**Aim of the task**
Within the listing below, locate all lines containing the word "cloth". Copy each one.

**Data shown**

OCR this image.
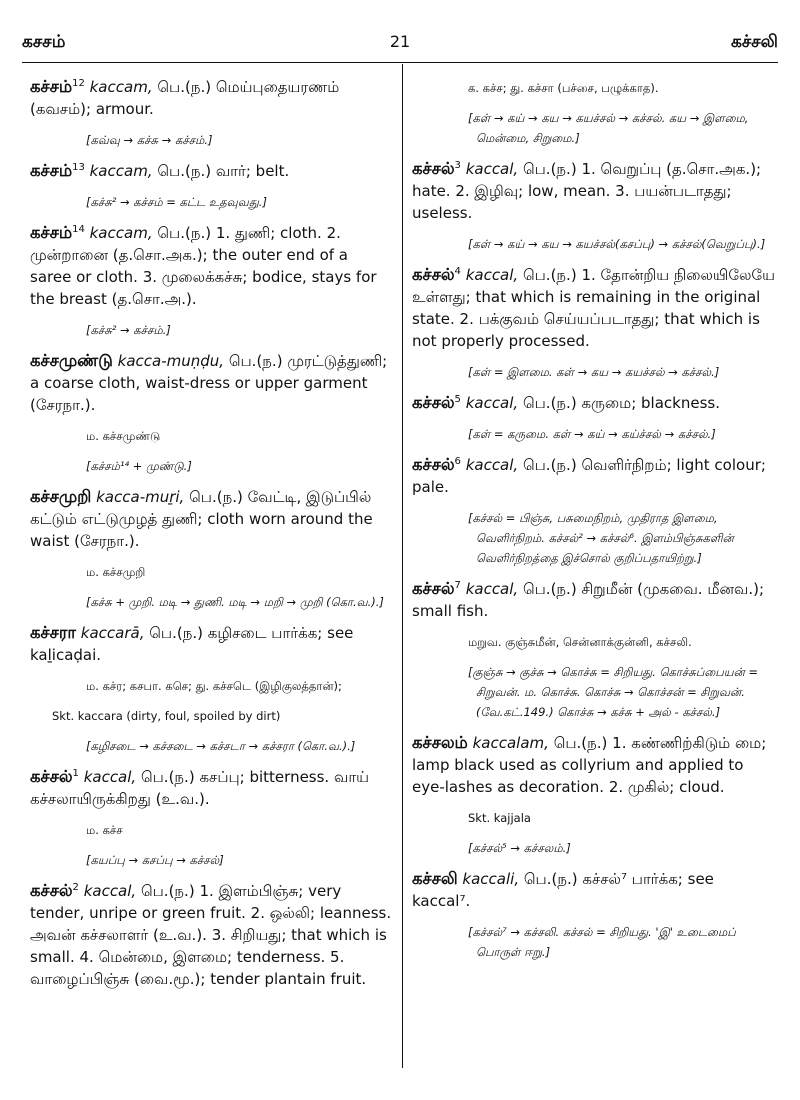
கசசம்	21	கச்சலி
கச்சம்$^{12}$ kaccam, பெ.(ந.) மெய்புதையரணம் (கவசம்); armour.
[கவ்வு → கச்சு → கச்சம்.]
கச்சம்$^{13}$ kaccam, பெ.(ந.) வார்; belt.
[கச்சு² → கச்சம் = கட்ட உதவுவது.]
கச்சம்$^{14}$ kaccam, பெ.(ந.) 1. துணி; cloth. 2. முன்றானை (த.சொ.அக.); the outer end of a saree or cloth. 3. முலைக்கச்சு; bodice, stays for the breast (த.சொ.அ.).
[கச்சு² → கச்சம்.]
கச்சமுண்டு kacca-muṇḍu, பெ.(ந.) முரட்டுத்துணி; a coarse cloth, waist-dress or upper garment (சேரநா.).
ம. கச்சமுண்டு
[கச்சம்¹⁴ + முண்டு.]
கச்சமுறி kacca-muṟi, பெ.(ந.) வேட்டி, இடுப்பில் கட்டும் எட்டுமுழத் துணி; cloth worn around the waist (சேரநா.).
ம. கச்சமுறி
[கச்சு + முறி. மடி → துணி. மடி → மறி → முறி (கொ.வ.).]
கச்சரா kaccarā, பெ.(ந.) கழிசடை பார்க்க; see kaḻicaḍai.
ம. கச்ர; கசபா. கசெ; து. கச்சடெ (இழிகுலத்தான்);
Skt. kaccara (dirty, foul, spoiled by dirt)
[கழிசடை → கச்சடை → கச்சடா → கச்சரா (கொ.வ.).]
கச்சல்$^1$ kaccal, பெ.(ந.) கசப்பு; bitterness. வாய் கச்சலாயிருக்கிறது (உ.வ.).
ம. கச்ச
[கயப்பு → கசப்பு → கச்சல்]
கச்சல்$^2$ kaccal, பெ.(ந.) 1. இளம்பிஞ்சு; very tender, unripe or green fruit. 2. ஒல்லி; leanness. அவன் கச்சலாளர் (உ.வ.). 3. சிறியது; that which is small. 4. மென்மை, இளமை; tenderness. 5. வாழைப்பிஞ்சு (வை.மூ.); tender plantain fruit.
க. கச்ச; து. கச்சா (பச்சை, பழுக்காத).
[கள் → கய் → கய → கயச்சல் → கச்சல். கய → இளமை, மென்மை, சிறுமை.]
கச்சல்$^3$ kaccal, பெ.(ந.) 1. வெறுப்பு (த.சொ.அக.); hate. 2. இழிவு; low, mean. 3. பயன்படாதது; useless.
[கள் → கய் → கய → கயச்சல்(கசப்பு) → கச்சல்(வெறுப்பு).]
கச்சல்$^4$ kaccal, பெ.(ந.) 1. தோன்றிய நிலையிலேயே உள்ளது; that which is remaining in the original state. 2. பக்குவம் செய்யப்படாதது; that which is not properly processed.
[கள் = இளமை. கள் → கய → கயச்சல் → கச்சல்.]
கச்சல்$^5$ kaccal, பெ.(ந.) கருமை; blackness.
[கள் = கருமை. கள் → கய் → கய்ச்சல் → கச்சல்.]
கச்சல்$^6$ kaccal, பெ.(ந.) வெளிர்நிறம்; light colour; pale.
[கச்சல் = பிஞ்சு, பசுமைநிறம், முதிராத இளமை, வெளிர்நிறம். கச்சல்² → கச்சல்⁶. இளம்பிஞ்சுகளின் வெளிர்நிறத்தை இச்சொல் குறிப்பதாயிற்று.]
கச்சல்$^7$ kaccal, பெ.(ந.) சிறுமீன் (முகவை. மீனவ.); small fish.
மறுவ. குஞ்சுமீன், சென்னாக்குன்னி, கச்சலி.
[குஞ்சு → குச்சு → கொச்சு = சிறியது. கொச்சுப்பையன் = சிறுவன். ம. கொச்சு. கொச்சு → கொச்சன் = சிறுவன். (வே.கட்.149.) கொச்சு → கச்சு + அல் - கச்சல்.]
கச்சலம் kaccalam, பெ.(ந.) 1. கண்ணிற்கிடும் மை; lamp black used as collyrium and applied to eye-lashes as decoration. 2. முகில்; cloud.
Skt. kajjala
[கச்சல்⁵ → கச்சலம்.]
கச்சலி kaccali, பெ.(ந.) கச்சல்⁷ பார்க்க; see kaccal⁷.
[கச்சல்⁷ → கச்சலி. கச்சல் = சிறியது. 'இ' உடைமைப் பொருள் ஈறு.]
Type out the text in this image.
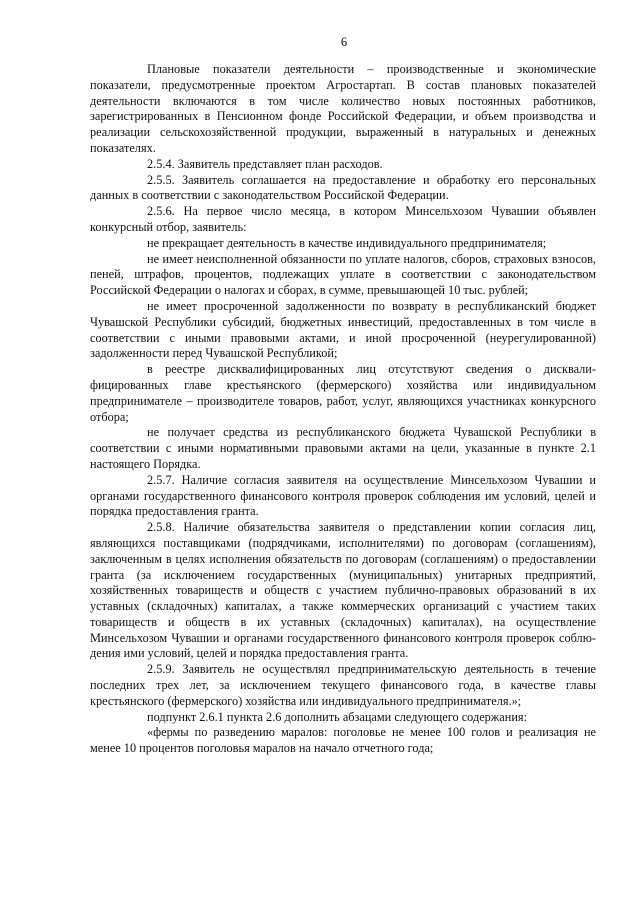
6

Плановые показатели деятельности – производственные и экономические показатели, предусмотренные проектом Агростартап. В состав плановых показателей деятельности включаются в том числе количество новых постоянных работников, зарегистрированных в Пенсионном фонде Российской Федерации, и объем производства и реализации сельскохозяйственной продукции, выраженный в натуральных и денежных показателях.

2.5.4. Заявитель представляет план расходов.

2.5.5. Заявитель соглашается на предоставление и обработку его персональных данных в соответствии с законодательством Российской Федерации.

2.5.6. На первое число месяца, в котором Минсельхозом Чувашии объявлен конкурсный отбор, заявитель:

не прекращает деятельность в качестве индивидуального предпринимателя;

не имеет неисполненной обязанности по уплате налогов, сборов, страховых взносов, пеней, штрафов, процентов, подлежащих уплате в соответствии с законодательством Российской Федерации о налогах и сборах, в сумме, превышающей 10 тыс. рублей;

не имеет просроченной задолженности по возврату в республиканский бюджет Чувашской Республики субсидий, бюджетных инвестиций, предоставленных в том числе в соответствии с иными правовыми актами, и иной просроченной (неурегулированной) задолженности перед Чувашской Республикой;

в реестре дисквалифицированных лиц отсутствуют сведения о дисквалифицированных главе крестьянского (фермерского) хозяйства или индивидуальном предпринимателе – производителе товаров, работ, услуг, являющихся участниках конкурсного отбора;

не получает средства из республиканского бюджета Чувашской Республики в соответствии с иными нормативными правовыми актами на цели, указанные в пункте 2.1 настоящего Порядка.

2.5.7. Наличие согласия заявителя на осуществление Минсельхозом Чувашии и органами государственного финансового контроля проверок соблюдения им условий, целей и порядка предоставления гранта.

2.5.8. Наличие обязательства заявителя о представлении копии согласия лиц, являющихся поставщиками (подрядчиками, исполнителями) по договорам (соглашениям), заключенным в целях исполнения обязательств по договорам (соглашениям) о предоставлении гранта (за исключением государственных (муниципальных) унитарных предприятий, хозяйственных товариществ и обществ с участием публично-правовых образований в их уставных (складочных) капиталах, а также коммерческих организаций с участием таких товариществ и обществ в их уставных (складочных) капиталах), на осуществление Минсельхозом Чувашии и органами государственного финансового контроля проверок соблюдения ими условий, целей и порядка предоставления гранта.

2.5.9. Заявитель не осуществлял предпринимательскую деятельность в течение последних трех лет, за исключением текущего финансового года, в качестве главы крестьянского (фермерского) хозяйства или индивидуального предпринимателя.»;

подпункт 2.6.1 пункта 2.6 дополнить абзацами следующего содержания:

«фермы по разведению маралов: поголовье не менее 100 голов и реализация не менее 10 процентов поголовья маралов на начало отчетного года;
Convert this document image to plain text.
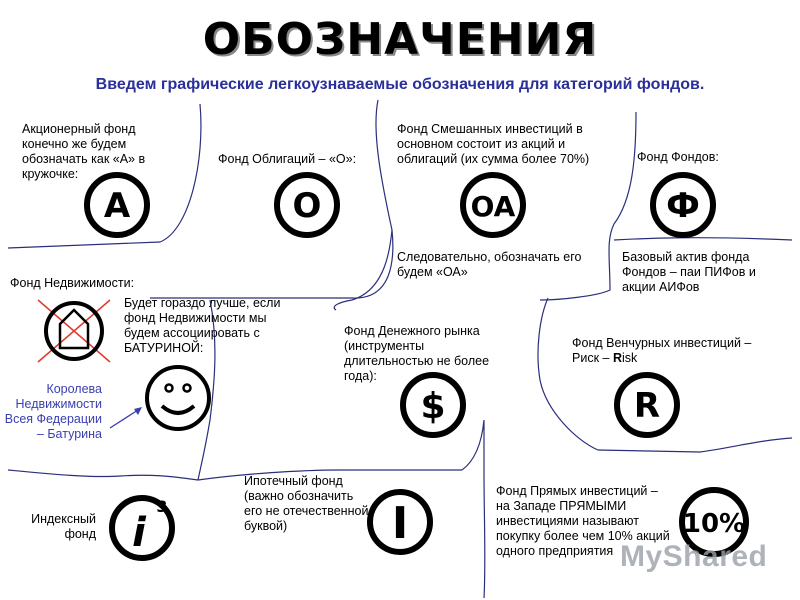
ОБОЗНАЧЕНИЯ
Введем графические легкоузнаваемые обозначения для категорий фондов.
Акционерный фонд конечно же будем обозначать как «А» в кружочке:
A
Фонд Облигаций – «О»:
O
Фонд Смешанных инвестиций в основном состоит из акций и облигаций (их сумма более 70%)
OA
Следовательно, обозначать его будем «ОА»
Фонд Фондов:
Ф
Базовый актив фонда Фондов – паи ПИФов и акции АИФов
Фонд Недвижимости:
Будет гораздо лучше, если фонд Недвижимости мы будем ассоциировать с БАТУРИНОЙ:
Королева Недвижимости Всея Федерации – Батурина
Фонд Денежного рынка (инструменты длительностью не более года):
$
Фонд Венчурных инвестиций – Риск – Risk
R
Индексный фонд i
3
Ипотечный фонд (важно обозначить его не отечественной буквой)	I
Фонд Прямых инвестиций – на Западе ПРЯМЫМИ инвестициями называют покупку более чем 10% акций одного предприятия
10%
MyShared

**Answer to this exercise**
கச்சம்$^{14}$ kaccam, பெ.(ந.) 1. துணி; cloth. 2. முன்றானை (த.சொ.அக.); the outer end of a saree or cloth. 3. முலைக்கச்சு; bodice, stays for the breast (த.சொ.அ.).
கச்சமுண்டு kacca-muṇḍu, பெ.(ந.) முரட்டுத்துணி; a coarse cloth, waist-dress or upper garment (சேரநா.).
கச்சமுறி kacca-muṟi, பெ.(ந.) வேட்டி, இடுப்பில் கட்டும் எட்டுமுழத் துணி; cloth worn around the waist (சேரநா.).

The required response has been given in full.